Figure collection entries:
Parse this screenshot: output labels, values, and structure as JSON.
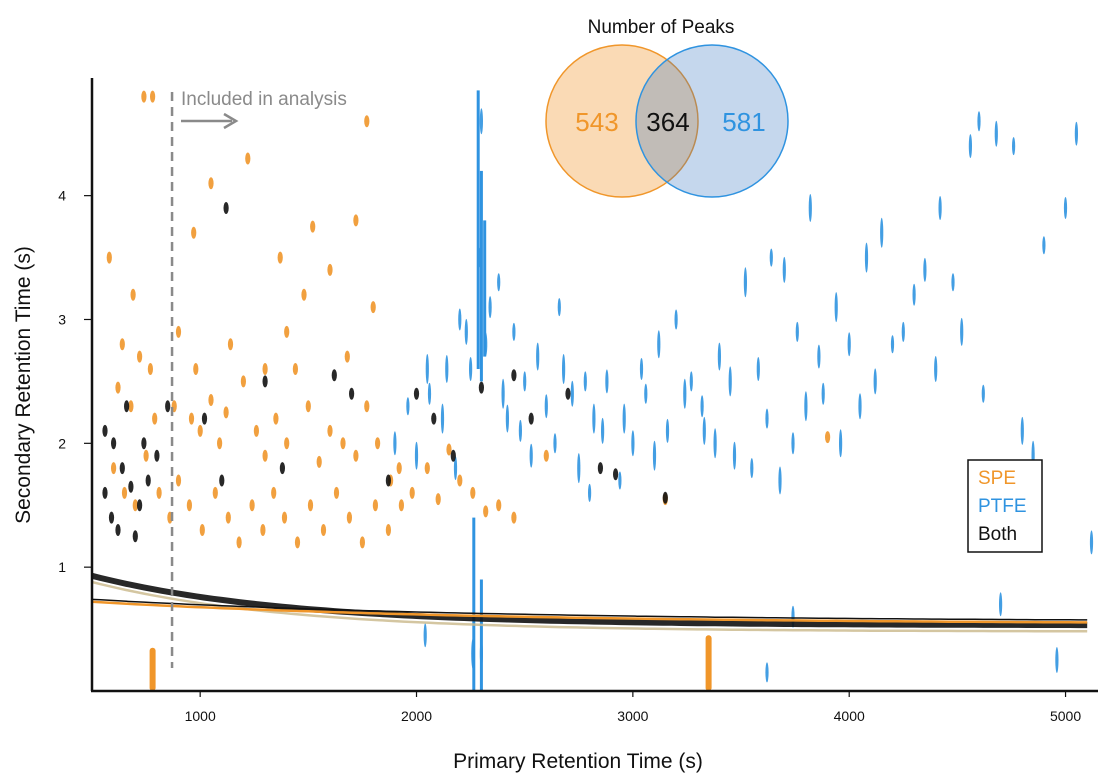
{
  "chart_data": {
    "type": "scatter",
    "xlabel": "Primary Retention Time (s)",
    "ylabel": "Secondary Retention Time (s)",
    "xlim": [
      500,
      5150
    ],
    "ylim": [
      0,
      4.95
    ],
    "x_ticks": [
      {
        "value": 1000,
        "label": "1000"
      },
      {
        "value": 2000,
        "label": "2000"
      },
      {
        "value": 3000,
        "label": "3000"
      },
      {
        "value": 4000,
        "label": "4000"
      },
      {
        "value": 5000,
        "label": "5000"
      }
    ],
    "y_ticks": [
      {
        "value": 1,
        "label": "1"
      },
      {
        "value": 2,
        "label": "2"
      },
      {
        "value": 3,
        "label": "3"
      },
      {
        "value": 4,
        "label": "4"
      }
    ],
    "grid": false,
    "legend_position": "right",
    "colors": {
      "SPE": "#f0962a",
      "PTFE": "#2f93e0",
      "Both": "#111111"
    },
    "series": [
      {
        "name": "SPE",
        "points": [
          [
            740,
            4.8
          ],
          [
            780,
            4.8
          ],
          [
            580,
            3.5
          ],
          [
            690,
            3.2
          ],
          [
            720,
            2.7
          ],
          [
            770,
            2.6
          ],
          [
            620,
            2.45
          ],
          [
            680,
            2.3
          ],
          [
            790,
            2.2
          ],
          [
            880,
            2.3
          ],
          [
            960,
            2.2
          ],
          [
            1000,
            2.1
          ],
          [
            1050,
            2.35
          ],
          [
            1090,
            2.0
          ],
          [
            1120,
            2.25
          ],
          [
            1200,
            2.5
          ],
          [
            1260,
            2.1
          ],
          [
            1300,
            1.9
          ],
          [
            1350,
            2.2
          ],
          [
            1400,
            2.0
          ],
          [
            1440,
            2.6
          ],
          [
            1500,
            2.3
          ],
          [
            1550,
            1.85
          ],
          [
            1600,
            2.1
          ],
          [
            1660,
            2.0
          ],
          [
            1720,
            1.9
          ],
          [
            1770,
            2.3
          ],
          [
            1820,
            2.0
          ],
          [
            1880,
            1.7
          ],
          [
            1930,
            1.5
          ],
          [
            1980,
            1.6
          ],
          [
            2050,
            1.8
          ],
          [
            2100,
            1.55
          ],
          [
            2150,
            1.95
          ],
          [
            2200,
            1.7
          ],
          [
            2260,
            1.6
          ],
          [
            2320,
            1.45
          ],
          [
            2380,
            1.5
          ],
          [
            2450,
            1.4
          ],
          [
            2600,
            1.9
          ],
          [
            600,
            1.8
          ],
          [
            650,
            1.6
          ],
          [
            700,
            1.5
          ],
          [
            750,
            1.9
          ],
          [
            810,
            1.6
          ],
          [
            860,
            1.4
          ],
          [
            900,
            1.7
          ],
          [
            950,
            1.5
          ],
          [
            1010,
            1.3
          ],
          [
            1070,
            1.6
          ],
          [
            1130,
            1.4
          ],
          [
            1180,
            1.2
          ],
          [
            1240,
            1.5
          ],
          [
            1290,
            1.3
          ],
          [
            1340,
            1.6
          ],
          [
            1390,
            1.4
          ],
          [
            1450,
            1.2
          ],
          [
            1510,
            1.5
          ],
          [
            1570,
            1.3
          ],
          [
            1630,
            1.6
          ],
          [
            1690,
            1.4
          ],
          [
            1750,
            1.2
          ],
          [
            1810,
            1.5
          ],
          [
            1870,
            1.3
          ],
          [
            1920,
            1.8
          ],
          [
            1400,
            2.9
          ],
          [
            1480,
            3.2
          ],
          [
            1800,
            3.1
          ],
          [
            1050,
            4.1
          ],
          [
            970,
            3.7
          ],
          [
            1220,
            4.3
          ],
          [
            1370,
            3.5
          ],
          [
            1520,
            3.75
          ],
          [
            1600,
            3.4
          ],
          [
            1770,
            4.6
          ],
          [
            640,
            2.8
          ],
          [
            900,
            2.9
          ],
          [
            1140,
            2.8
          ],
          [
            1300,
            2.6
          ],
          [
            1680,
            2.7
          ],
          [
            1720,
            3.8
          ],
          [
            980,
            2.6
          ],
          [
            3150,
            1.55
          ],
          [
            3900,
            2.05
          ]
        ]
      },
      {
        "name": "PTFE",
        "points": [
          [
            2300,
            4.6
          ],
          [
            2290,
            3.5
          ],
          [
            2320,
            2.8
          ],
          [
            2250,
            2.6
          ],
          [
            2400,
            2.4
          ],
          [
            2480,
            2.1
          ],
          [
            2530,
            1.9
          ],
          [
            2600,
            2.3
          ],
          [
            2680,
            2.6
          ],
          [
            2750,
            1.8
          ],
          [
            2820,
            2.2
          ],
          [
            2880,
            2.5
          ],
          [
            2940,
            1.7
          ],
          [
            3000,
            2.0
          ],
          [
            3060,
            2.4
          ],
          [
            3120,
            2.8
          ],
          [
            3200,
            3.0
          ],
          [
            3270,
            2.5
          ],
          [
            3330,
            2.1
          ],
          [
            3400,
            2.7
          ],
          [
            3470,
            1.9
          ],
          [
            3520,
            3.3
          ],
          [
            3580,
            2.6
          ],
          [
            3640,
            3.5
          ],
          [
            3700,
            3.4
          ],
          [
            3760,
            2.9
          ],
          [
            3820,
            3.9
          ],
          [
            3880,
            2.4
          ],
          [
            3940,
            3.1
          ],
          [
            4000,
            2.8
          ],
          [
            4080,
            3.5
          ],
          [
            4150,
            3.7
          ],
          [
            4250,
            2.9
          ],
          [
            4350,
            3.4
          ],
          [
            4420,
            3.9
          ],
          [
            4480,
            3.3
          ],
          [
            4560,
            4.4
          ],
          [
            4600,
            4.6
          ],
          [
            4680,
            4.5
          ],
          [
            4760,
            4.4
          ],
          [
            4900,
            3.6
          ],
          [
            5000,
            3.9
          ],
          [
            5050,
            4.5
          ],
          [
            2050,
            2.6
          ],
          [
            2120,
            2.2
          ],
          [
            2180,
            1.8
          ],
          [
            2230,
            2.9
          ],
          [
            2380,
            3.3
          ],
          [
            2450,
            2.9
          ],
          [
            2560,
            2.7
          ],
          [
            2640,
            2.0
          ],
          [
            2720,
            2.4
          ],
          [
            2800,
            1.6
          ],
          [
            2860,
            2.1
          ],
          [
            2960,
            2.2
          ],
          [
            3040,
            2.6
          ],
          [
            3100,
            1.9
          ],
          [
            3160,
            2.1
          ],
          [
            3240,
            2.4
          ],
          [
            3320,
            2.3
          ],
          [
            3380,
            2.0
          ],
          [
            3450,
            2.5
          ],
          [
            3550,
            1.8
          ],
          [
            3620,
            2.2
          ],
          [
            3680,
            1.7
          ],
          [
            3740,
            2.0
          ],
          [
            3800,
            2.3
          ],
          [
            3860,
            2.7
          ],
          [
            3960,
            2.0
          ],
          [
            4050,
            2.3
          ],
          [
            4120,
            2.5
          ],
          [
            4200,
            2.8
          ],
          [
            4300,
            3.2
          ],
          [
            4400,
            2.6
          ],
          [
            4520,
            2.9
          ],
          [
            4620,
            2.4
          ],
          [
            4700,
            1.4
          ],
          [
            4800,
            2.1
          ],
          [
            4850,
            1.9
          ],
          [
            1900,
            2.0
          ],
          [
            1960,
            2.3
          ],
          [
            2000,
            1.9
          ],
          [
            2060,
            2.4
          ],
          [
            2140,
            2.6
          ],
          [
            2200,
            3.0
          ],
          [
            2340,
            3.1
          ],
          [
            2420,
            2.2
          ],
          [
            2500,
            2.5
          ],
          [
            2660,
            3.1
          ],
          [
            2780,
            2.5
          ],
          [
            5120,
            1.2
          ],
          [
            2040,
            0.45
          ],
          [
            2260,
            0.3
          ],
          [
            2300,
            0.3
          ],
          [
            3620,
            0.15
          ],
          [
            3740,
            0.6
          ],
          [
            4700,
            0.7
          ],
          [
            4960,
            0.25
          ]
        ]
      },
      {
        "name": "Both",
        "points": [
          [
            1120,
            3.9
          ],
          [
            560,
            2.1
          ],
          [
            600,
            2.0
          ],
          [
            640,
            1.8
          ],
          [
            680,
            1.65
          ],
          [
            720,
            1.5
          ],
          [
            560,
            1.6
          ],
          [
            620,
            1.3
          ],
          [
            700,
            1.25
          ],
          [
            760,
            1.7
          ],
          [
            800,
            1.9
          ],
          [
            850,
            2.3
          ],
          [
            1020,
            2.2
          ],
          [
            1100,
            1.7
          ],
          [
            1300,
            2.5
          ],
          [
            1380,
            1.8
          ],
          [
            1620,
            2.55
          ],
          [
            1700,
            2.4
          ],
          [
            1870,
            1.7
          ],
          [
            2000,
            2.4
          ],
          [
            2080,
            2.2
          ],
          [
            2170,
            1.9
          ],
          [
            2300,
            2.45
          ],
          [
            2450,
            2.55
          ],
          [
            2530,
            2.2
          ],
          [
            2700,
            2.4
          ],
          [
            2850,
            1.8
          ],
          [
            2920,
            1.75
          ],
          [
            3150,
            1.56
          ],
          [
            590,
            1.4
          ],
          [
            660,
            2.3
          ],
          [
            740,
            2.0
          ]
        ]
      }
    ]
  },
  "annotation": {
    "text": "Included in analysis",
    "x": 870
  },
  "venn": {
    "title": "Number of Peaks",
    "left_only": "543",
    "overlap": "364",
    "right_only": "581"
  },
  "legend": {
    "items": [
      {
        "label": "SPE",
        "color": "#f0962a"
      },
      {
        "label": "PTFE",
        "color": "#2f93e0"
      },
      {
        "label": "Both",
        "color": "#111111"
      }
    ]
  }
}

==

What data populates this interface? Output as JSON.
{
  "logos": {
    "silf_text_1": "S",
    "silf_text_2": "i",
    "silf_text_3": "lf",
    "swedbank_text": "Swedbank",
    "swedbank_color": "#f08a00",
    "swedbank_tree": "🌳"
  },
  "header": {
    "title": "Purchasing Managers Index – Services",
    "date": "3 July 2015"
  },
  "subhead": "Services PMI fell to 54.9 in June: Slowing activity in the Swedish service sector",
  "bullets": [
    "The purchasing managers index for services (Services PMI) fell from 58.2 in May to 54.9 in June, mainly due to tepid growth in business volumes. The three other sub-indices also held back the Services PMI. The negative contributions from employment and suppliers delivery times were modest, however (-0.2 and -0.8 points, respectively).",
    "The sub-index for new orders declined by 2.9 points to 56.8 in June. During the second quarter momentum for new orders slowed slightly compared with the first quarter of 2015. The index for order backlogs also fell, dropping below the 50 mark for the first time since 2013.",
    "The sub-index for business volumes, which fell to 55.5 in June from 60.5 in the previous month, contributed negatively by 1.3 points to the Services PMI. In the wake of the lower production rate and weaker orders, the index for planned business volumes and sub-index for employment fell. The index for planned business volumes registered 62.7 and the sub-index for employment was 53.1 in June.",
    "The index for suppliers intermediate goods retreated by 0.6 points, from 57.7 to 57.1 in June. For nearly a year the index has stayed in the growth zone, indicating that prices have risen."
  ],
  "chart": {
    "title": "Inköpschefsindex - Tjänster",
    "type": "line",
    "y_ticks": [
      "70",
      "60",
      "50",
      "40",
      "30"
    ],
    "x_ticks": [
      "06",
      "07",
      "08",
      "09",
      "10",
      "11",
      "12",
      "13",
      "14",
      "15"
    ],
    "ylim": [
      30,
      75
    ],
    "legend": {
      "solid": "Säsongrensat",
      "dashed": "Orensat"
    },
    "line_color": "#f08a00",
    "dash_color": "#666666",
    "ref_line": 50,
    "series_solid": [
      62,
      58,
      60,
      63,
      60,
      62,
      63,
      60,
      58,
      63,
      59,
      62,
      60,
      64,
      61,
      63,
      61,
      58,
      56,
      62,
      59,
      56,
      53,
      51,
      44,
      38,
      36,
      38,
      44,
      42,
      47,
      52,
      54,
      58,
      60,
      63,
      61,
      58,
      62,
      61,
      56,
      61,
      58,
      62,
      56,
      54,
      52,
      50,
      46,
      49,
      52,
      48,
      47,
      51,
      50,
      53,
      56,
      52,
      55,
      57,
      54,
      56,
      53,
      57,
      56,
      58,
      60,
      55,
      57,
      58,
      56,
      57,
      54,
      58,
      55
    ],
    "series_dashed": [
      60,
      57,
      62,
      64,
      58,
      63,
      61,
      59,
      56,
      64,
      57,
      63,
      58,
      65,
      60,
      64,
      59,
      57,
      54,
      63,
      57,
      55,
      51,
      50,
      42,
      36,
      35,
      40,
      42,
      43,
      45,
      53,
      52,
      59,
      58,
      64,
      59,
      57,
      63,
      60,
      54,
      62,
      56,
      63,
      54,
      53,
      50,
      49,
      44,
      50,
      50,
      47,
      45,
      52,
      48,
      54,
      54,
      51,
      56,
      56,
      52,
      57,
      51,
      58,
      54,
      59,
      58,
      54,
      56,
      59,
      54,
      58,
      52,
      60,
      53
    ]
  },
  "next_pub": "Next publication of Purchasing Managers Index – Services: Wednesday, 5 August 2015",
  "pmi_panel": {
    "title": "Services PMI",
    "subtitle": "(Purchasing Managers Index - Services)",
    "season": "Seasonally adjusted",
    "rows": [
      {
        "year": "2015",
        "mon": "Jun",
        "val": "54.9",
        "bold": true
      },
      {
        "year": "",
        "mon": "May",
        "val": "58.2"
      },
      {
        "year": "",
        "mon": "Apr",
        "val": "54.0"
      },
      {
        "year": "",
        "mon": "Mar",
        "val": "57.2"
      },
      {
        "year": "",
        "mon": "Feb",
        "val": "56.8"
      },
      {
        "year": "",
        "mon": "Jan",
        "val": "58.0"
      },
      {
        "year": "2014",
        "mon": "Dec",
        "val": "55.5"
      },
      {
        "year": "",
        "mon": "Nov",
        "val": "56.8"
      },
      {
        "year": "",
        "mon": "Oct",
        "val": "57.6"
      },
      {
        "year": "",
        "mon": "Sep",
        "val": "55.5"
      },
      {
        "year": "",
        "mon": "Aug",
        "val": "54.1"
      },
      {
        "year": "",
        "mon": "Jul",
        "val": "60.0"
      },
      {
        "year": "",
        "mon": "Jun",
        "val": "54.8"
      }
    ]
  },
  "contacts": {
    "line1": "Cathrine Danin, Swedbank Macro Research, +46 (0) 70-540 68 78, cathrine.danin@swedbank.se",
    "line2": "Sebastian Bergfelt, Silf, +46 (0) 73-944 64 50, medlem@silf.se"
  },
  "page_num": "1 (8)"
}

TASK PROMPT - Look through the material above. Copy each line where the word "employment" appears.

ANSWER TO THE PROBLEM -
    "The purchasing managers index for services (Services PMI) fell from 58.2 in May to 54.9 in June, mainly due to tepid growth in business volumes. The three other sub-indices also held back the Services PMI. The negative contributions from employment and suppliers delivery times were modest, however (-0.2 and -0.8 points, respectively).",
    "The sub-index for business volumes, which fell to 55.5 in June from 60.5 in the previous month, contributed negatively by 1.3 points to the Services PMI. In the wake of the lower production rate and weaker orders, the index for planned business volumes and sub-index for employment fell. The index for planned business volumes registered 62.7 and the sub-index for employment was 53.1 in June.",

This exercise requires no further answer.